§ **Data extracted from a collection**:
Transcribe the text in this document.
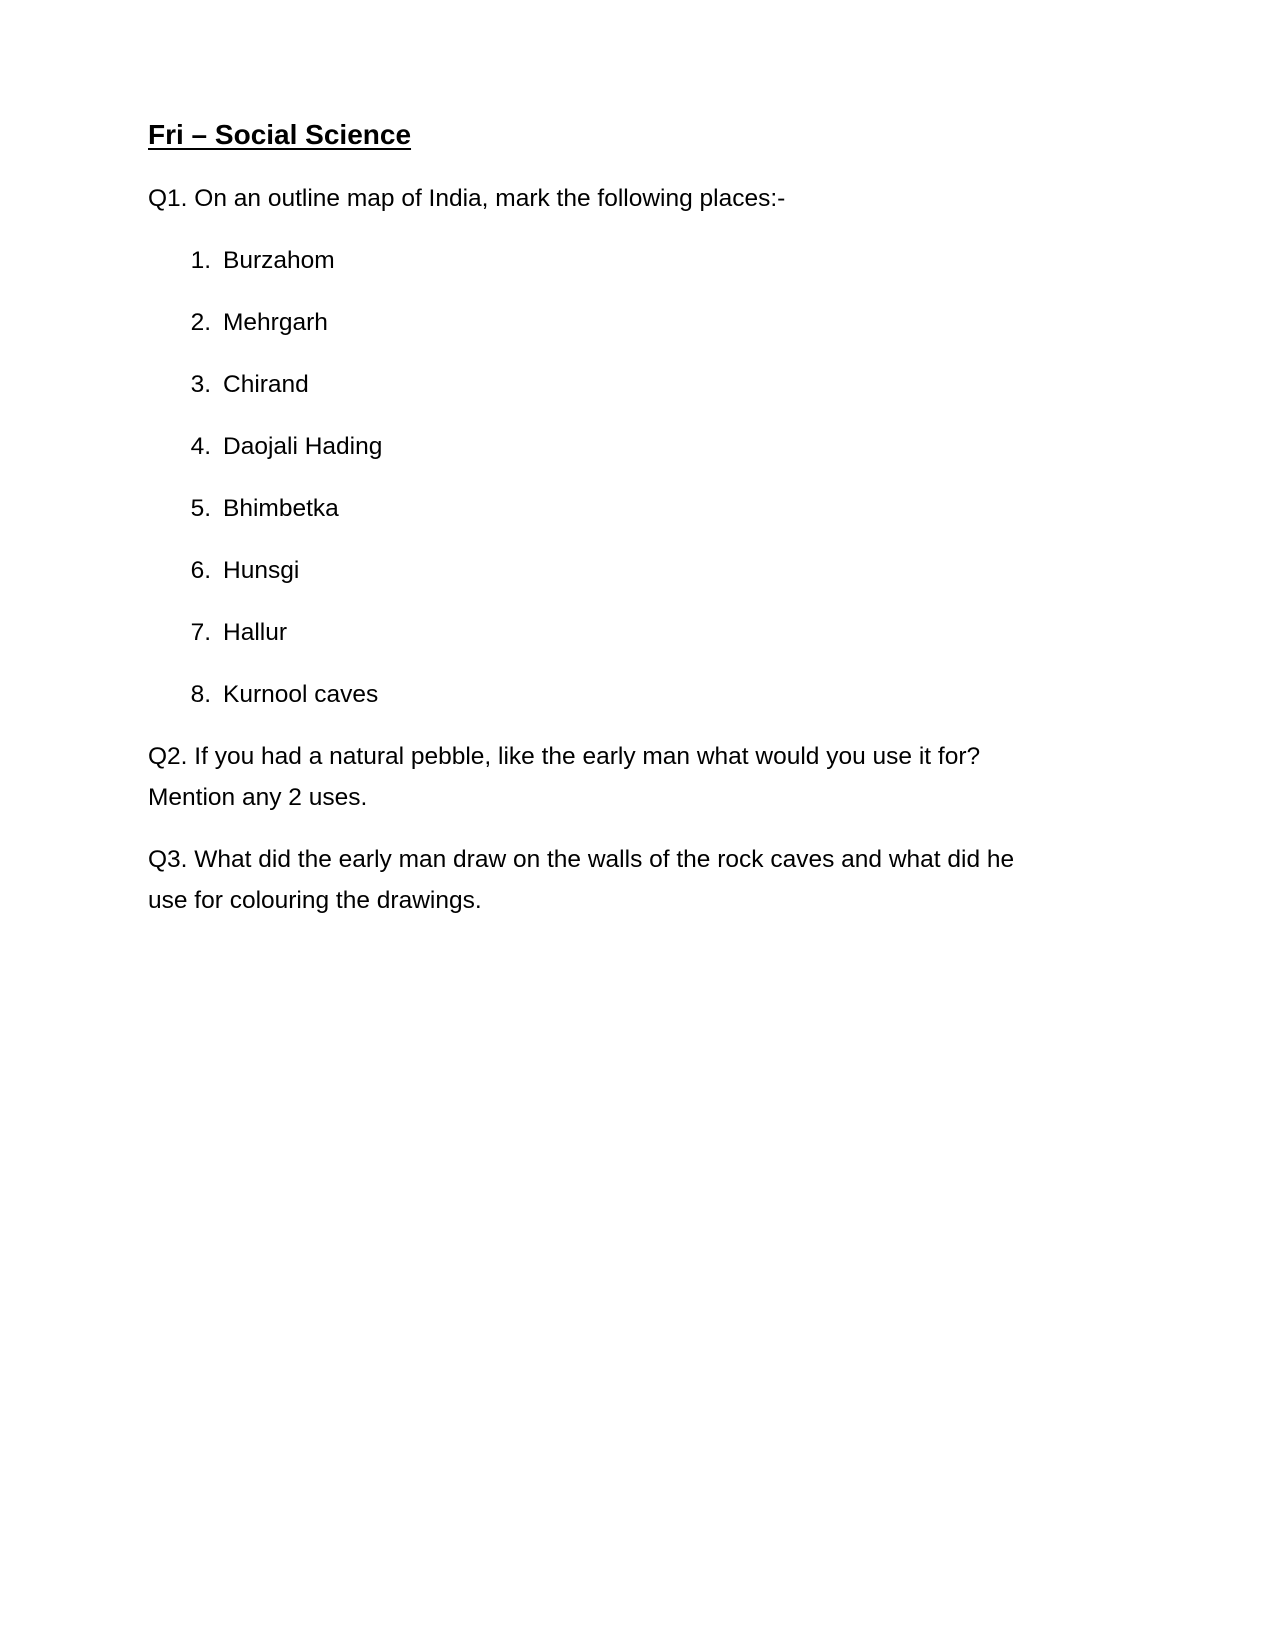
Fri – Social Science
Q1. On an outline map of India, mark the following places:-
1. Burzahom
2. Mehrgarh
3. Chirand
4. Daojali Hading
5. Bhimbetka
6. Hunsgi
7. Hallur
8. Kurnool caves
Q2. If you had a natural pebble, like the early man what would you use it for?
Mention any 2 uses.
Q3. What did the early man draw on the walls of the rock caves and what did he
use for colouring the drawings.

§ **Do this**:
Pull every line containing the word "early" out of the material and copy it.

§ **Written response**:
Q2. If you had a natural pebble, like the early man what would you use it for?
Q3. What did the early man draw on the walls of the rock caves and what did he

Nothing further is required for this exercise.